- EXERCISE:
From the listing below, extract every line containing "Wolff".

Data excerpts:
····················
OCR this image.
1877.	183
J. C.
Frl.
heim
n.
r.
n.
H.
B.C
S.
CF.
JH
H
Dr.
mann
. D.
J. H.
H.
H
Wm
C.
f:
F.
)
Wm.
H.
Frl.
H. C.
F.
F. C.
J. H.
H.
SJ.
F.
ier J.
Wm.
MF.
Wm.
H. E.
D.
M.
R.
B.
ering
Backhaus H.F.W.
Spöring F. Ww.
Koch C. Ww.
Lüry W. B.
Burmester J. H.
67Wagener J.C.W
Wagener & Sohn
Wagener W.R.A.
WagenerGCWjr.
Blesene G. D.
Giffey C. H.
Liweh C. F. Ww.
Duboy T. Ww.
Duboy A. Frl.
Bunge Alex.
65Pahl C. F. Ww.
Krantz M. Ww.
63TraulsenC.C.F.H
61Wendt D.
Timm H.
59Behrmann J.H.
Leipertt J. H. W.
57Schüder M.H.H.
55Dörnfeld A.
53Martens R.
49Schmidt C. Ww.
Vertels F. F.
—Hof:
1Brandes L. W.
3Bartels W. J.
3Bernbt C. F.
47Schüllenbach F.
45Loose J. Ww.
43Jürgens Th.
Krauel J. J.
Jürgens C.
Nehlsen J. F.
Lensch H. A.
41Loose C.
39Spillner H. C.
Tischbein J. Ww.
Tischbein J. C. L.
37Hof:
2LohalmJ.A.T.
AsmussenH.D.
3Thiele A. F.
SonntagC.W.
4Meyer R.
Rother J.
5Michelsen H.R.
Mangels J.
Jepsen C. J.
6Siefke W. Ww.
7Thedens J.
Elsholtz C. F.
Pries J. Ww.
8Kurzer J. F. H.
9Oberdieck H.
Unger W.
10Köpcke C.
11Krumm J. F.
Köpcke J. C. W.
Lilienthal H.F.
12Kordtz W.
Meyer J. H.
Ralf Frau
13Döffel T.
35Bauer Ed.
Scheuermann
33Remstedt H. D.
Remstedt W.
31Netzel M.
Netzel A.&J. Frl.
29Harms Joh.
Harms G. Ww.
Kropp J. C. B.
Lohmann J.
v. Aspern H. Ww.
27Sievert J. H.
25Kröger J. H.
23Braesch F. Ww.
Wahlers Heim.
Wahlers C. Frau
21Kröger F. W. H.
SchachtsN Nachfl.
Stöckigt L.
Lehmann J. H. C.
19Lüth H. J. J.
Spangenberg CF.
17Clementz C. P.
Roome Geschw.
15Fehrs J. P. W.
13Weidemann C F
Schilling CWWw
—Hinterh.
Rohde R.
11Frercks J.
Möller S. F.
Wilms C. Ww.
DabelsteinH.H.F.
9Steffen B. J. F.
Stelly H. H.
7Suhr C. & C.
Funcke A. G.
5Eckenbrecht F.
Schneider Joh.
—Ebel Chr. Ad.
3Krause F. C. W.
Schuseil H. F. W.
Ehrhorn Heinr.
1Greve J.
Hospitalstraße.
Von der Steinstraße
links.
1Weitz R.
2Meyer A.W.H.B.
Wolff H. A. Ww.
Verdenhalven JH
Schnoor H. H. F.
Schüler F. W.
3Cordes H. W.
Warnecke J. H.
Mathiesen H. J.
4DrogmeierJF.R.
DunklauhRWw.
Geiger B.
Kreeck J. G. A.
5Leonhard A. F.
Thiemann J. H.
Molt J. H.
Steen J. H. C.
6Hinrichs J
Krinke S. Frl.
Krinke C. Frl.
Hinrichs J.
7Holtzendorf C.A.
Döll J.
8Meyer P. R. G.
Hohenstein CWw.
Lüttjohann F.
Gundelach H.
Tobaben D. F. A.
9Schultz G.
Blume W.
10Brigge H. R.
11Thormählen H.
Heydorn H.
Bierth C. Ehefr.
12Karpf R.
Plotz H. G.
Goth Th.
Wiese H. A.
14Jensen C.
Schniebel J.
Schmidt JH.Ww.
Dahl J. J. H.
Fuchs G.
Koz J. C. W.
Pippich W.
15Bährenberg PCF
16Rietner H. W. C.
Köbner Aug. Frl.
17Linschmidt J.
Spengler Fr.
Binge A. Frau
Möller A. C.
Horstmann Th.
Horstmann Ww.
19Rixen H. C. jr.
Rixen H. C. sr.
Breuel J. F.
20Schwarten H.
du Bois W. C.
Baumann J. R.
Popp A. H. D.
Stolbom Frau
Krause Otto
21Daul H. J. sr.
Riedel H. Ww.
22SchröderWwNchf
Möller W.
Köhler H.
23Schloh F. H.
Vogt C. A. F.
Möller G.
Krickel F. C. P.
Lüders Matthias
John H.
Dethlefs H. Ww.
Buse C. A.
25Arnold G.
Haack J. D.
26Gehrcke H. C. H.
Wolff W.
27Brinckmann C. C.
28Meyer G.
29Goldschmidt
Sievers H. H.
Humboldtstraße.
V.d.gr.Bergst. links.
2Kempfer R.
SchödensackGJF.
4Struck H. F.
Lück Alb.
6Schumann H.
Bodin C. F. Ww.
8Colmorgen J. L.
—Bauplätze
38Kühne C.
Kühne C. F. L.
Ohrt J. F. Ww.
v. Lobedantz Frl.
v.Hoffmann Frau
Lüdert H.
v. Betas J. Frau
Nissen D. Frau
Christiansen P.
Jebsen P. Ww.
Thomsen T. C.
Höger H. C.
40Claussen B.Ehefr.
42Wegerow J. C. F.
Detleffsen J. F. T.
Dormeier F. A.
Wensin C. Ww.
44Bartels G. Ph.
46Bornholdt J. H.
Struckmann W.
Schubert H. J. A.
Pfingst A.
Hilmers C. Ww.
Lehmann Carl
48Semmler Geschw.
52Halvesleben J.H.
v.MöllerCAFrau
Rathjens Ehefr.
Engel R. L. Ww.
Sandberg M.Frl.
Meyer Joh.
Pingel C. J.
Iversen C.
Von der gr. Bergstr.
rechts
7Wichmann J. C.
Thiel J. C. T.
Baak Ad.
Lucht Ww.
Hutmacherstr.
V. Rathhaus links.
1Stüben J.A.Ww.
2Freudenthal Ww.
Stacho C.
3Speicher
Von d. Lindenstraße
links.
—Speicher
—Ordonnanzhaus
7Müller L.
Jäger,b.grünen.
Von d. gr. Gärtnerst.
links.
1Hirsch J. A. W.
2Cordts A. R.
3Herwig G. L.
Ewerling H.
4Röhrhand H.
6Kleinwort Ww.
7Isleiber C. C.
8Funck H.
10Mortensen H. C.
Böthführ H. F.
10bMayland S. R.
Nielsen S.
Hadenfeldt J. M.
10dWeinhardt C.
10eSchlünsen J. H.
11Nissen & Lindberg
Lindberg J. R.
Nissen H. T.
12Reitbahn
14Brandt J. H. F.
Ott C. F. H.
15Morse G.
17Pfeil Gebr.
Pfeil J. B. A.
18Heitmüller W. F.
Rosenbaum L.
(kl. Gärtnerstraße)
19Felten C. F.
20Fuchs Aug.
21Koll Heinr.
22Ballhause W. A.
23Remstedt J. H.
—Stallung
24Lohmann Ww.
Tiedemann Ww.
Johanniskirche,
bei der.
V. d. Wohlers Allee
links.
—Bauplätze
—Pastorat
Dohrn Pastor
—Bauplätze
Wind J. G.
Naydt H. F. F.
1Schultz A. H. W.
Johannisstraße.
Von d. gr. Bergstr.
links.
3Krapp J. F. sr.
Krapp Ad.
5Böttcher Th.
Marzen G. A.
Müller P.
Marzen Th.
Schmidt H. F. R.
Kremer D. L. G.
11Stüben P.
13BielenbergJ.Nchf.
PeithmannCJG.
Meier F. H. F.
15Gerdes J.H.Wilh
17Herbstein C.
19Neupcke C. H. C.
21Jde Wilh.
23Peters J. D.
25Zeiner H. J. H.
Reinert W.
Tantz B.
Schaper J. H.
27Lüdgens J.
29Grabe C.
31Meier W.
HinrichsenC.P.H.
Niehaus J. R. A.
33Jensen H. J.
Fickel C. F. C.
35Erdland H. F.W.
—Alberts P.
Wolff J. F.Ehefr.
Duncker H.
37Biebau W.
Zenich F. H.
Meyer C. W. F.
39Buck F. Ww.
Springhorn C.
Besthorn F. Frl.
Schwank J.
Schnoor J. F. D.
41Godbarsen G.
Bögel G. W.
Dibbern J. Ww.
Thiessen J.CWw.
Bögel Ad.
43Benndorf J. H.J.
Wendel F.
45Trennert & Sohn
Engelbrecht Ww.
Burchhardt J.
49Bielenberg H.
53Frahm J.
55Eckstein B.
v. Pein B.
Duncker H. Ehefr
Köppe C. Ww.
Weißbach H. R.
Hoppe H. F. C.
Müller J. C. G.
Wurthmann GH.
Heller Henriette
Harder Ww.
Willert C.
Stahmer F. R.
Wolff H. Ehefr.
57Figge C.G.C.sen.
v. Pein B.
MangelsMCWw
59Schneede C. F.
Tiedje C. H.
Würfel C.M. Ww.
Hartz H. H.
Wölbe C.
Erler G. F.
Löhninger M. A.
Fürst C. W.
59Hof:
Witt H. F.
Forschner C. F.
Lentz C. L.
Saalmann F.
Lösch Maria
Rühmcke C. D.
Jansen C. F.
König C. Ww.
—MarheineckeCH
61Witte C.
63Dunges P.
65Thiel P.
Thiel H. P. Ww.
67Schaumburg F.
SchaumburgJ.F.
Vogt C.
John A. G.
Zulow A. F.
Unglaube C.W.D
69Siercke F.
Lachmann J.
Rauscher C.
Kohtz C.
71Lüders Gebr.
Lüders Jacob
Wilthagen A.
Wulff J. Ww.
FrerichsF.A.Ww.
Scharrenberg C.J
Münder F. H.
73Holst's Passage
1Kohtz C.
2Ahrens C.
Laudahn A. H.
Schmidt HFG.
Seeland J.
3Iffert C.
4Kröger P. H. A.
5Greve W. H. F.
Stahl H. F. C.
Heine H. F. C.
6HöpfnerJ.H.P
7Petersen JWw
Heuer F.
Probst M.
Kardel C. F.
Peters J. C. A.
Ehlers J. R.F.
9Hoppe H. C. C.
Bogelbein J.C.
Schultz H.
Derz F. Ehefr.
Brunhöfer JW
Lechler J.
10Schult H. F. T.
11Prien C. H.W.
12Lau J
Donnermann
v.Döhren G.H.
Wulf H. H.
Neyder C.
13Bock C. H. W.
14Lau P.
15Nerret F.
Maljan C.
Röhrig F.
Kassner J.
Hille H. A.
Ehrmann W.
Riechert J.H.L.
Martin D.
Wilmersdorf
····················
- FINISHED EXERCISE:
Wolff H. A. Ww.
Wolff W.
Wolff J. F.Ehefr.
Wolff H. Ehefr.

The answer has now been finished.